GOAL: Retype everything from the start of the material down to the line containing "tool-icon[interactable] bbox=[346, 140, 360, 154]", including that line.

(Dataset items)
* * * * * * * * *

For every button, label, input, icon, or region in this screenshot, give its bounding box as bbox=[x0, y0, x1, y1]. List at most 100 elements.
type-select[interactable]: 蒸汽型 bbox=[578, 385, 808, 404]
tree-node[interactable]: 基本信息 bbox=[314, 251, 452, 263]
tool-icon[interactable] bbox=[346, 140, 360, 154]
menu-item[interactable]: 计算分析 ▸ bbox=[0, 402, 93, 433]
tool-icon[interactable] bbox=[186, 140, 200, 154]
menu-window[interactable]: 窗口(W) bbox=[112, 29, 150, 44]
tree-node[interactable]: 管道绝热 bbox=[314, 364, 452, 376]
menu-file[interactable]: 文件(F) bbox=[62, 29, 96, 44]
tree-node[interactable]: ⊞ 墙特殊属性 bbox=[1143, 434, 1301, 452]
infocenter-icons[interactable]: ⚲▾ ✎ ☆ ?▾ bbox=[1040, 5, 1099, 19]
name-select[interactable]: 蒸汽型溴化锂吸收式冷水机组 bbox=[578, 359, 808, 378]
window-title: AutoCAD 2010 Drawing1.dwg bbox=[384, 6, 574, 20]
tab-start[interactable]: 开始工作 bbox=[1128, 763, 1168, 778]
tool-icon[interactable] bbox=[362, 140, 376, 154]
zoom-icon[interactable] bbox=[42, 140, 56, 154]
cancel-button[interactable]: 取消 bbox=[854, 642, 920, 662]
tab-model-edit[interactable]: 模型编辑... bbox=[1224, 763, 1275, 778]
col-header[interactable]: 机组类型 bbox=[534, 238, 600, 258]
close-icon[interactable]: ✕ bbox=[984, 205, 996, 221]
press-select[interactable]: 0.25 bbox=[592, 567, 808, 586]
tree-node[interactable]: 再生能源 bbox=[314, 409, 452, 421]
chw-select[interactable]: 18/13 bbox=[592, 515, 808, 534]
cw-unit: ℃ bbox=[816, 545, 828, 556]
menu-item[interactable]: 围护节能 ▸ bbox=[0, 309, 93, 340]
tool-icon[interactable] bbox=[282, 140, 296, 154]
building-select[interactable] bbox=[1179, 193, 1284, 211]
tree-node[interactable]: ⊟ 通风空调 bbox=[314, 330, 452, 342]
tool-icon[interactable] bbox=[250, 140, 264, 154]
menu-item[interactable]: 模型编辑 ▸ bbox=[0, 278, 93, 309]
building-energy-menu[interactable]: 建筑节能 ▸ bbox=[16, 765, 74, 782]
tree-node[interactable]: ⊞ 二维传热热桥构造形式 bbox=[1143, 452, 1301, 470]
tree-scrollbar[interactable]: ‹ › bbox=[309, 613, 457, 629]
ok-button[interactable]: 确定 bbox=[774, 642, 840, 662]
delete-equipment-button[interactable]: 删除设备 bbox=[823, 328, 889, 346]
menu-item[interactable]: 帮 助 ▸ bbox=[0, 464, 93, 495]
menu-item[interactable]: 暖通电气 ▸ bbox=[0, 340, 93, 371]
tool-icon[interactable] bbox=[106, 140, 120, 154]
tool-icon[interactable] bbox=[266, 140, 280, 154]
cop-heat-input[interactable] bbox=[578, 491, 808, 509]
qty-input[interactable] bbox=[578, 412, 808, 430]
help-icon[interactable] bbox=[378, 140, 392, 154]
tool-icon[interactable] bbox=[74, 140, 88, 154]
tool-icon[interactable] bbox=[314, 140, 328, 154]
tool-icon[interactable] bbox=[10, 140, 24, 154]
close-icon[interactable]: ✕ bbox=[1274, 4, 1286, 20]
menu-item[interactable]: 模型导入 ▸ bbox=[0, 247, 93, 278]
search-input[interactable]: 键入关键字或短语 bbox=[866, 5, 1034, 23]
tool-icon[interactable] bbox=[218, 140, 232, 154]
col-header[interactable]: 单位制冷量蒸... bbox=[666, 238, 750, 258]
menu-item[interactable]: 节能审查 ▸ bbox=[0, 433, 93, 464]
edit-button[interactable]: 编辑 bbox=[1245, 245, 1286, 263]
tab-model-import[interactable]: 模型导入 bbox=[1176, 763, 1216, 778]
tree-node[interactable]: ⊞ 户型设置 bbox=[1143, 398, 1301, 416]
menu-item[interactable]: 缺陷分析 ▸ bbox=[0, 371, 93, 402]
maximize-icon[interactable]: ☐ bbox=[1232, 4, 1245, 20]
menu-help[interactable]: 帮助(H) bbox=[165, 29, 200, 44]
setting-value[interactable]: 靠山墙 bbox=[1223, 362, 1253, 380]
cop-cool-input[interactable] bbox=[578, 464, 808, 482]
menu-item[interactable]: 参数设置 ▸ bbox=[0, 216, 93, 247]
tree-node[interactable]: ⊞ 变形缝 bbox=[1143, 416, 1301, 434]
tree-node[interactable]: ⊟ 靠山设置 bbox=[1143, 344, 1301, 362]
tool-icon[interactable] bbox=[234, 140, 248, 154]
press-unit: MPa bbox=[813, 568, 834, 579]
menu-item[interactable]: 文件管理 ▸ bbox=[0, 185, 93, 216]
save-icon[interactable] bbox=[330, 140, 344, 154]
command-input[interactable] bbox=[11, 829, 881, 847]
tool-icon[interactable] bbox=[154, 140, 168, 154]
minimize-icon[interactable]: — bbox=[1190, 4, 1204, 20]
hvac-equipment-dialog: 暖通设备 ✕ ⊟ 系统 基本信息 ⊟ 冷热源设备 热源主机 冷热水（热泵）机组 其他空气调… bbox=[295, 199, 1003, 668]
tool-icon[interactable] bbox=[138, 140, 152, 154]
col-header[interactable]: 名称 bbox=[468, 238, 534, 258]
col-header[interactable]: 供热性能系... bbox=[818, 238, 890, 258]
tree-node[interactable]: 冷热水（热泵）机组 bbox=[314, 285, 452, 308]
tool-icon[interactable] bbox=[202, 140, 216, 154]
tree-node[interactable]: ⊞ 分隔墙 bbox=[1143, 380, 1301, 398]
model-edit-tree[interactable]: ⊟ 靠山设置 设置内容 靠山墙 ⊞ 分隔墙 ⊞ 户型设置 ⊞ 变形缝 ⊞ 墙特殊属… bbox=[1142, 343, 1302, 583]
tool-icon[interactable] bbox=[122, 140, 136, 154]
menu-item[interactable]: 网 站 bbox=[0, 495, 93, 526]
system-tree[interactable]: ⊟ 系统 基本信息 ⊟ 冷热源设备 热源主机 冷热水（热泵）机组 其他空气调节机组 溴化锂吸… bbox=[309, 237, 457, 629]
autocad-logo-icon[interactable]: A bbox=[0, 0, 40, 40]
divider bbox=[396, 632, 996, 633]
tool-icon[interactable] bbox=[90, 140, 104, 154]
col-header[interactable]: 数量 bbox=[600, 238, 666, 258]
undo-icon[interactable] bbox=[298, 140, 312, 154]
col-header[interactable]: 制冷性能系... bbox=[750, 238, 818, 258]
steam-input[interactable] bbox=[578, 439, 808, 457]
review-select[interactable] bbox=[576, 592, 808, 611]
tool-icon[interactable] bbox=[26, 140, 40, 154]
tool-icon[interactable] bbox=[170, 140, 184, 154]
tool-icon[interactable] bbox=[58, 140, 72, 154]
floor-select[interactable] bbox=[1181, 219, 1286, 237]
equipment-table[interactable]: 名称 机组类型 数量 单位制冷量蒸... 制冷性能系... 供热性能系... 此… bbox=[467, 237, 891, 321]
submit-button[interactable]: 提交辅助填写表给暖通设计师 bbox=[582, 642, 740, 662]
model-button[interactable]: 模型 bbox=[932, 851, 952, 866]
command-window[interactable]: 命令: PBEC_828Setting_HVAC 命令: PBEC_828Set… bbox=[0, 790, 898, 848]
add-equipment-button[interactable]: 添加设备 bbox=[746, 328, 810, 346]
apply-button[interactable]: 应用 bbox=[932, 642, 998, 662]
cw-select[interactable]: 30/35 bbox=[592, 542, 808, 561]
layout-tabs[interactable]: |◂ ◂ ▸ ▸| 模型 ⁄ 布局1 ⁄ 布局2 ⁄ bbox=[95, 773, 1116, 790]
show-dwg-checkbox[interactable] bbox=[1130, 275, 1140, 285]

* * * * * * * * *

PROBLEM SOLUTION:
For every button, label, input, icon, or region in this screenshot, give its bounding box as bbox=[x0, y0, x1, y1]. List at most 100 elements.
type-select[interactable]: 蒸汽型 bbox=[578, 385, 808, 404]
tree-node[interactable]: 基本信息 bbox=[314, 251, 452, 263]
tool-icon[interactable] bbox=[346, 140, 360, 154]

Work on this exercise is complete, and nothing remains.